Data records
>>>

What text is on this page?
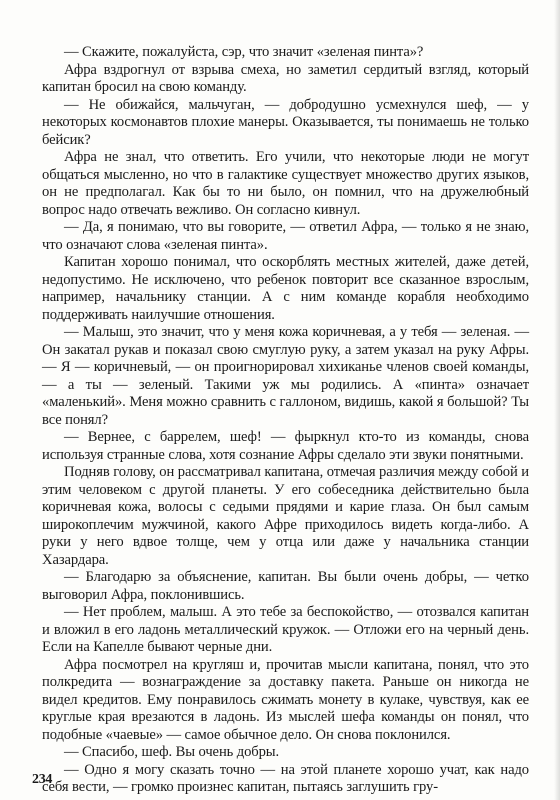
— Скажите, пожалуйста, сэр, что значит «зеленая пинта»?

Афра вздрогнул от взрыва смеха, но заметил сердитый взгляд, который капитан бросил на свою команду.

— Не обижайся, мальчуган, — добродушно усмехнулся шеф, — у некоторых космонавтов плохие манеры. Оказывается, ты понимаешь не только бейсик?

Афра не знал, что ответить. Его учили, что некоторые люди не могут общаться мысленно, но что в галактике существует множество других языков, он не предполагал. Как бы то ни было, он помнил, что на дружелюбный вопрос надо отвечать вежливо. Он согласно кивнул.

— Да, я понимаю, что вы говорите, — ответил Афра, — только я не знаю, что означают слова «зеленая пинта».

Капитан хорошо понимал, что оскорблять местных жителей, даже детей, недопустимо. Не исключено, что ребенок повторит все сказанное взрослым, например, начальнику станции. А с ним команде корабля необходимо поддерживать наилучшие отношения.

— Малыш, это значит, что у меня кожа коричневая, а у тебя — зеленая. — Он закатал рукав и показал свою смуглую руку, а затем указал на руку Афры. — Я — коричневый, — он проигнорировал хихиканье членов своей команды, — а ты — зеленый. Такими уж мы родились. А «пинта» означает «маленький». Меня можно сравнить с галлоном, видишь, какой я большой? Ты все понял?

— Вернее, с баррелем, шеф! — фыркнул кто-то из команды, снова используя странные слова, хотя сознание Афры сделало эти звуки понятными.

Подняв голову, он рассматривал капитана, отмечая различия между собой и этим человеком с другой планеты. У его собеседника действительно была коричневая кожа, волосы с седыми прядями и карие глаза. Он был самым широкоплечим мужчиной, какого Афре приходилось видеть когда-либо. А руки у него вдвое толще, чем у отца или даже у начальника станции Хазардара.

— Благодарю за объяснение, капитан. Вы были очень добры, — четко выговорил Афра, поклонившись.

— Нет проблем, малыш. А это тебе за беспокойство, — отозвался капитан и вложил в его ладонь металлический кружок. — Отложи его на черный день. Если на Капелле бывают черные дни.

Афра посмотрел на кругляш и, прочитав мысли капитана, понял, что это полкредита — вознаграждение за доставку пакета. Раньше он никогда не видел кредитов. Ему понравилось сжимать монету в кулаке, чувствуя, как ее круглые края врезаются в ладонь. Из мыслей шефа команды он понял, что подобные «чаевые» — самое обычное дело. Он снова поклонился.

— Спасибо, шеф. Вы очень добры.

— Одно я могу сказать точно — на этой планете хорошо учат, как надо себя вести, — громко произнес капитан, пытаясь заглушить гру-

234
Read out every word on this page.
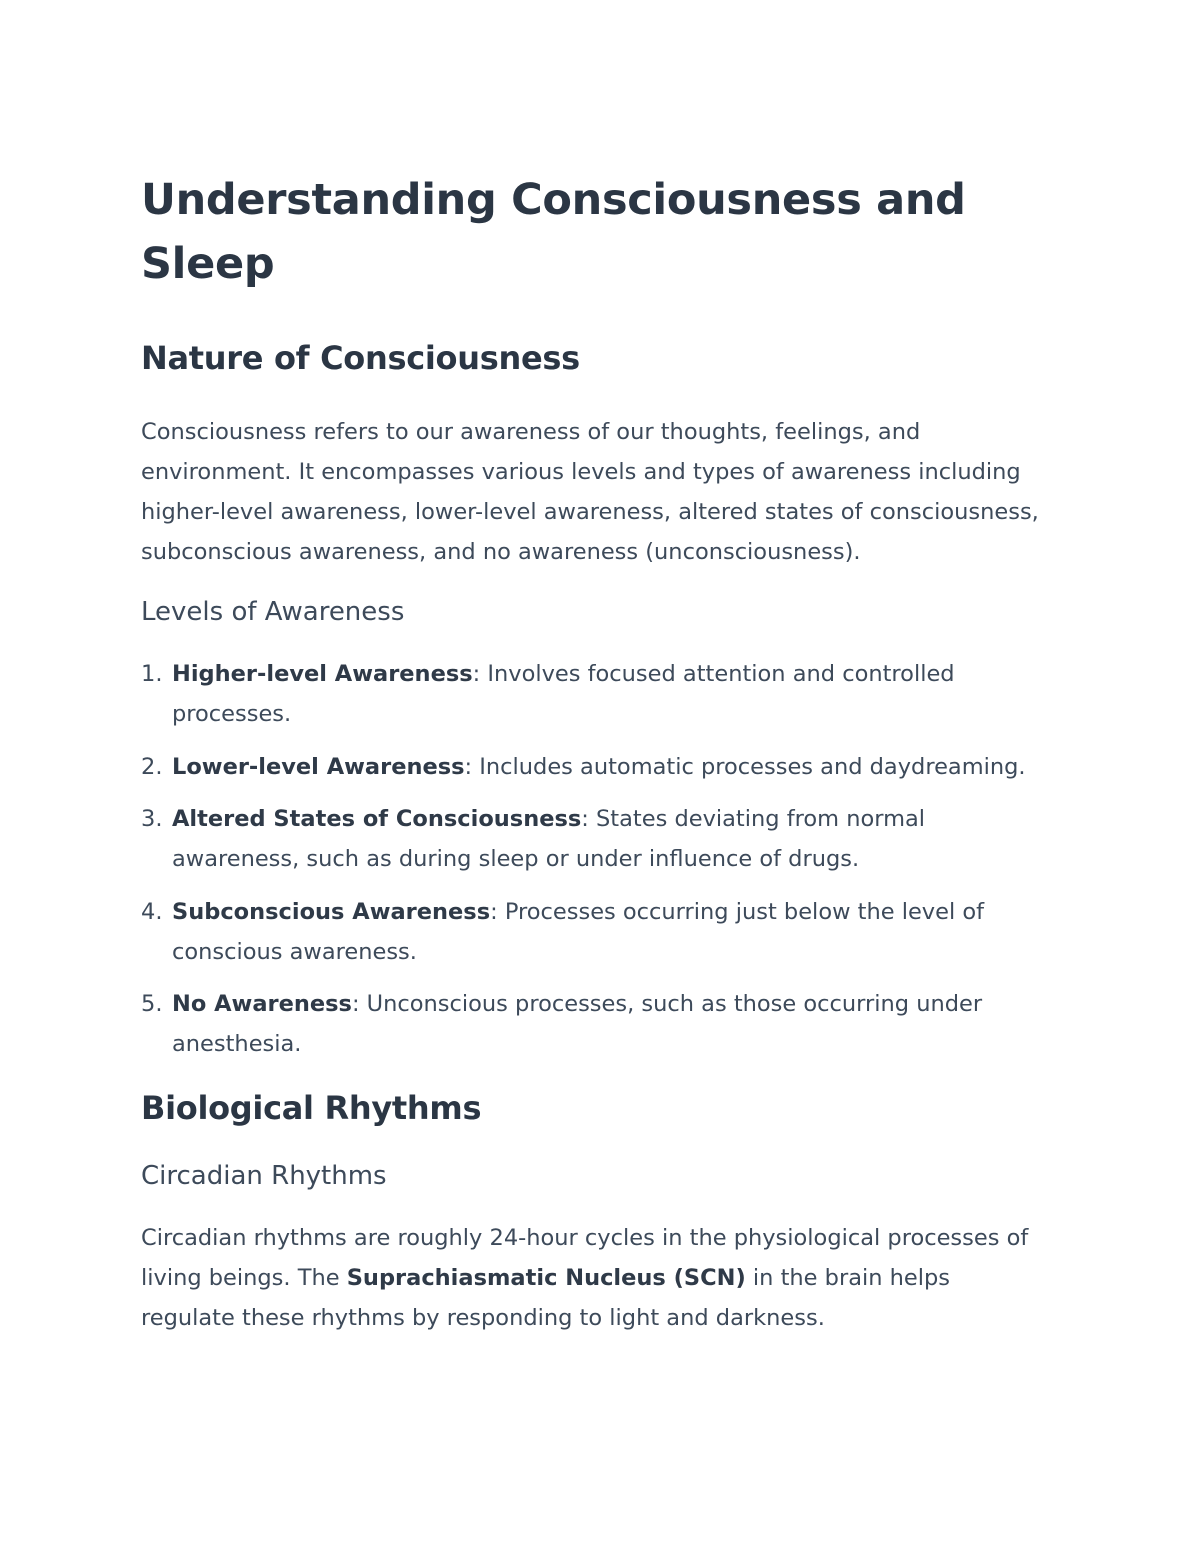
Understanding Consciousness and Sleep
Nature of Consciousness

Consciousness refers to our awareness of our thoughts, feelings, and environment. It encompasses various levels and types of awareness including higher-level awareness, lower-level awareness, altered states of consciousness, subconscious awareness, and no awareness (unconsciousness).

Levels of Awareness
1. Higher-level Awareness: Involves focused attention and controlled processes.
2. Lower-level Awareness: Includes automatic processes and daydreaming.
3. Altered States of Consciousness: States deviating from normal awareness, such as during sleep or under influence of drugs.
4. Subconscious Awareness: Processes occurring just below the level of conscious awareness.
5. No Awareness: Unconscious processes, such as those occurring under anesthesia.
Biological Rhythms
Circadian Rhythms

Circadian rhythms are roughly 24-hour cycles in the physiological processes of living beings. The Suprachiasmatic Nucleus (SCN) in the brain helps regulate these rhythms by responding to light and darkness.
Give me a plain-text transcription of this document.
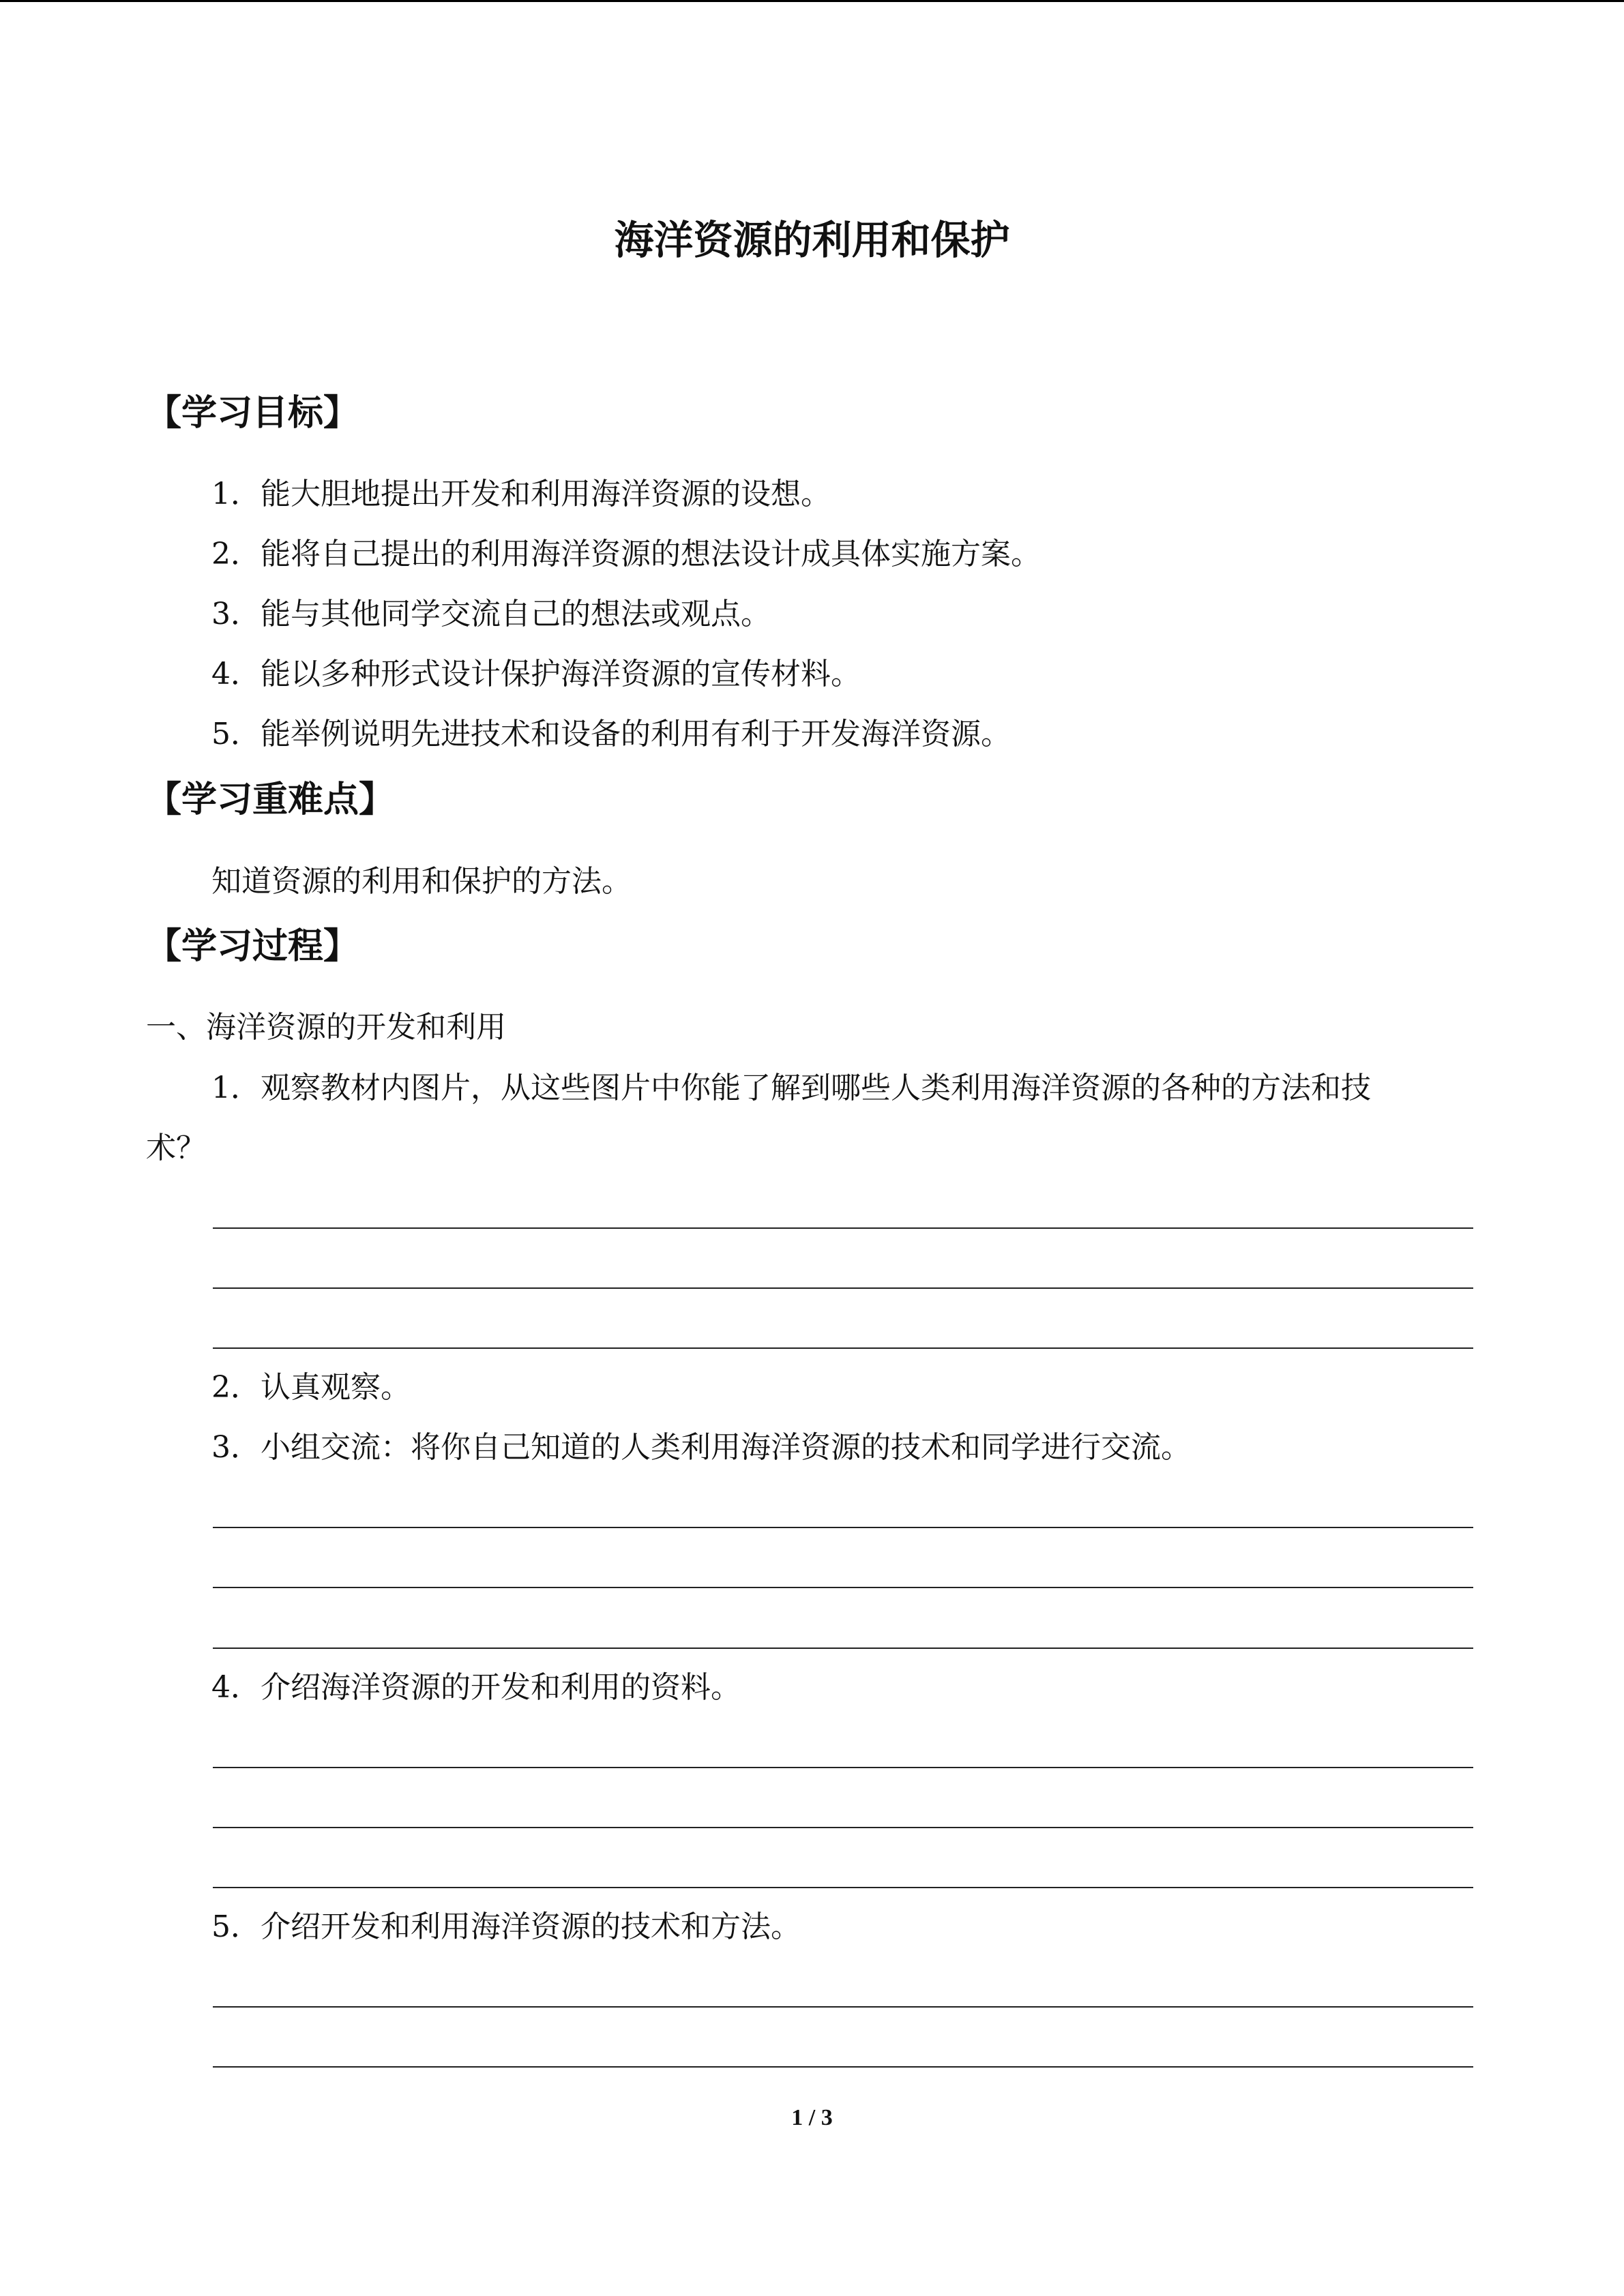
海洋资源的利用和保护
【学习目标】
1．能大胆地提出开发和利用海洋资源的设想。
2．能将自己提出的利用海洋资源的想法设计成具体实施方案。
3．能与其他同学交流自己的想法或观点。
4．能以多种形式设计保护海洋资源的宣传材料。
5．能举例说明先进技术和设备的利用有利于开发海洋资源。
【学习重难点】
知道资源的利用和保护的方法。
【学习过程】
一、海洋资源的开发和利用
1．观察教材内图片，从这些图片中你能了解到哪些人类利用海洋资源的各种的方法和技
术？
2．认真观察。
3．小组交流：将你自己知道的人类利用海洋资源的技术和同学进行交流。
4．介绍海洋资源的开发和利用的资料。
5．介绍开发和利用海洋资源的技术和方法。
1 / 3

<<<

DIRECTION
Write out, word for word, the line containing "Give me a plain-text" and each line after it to the end of the data, and nothing more. Drop the pictures.

RESULT
Give me a plain-text transcription of this document.
海洋资源的利用和保护
【学习目标】
1．能大胆地提出开发和利用海洋资源的设想。
2．能将自己提出的利用海洋资源的想法设计成具体实施方案。
3．能与其他同学交流自己的想法或观点。
4．能以多种形式设计保护海洋资源的宣传材料。
5．能举例说明先进技术和设备的利用有利于开发海洋资源。
【学习重难点】
知道资源的利用和保护的方法。
【学习过程】
一、海洋资源的开发和利用
1．观察教材内图片，从这些图片中你能了解到哪些人类利用海洋资源的各种的方法和技
术？
2．认真观察。
3．小组交流：将你自己知道的人类利用海洋资源的技术和同学进行交流。
4．介绍海洋资源的开发和利用的资料。
5．介绍开发和利用海洋资源的技术和方法。
1 / 3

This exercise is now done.